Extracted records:

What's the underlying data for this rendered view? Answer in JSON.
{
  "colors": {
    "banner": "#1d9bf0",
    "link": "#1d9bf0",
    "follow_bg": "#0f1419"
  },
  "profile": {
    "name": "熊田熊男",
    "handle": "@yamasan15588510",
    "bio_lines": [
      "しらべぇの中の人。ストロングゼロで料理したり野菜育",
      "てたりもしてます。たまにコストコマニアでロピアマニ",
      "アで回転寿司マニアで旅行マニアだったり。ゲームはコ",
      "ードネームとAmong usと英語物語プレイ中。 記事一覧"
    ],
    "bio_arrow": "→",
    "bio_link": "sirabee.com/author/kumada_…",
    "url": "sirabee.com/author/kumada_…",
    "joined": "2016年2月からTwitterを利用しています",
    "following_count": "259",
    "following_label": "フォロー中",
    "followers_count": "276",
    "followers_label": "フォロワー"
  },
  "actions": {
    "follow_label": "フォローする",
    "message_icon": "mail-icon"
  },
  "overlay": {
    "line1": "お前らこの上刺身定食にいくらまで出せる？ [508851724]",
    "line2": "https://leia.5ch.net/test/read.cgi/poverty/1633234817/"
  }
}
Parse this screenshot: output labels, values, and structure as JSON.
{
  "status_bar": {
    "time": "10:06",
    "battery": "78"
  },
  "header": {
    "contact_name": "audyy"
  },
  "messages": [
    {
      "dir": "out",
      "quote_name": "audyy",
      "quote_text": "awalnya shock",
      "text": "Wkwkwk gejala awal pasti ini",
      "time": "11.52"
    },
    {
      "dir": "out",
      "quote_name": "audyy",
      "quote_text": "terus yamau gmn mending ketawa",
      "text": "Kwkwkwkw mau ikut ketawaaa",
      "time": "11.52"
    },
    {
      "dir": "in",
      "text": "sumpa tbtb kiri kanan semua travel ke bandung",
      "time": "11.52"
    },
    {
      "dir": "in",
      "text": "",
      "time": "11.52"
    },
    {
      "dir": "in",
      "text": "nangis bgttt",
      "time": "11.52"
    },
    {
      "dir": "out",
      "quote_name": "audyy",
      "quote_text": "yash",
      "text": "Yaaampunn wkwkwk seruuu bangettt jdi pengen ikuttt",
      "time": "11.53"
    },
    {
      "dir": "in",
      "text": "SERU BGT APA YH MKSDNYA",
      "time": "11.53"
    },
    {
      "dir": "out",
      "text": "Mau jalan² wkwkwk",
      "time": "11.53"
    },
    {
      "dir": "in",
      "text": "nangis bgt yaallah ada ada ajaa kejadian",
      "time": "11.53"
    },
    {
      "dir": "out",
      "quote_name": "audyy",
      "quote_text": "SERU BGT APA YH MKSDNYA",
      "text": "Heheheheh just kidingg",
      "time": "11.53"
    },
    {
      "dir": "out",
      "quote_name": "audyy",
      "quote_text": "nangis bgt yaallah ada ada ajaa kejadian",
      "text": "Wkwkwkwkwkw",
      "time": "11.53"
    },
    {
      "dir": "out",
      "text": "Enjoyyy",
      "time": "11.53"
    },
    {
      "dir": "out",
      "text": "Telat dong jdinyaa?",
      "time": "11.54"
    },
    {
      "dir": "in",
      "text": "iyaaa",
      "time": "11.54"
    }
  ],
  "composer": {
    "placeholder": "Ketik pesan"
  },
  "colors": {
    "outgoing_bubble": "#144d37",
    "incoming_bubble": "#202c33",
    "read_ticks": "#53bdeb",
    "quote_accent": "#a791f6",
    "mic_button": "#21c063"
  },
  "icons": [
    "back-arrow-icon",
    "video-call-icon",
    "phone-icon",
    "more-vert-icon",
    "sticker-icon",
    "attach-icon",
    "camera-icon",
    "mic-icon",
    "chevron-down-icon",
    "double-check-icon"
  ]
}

> _Task directions_: Report all lines of the material that contain the word "MKSDNYA".

> _Final answer_:
      "text": "SERU BGT APA YH MKSDNYA",
      "quote_text": "SERU BGT APA YH MKSDNYA",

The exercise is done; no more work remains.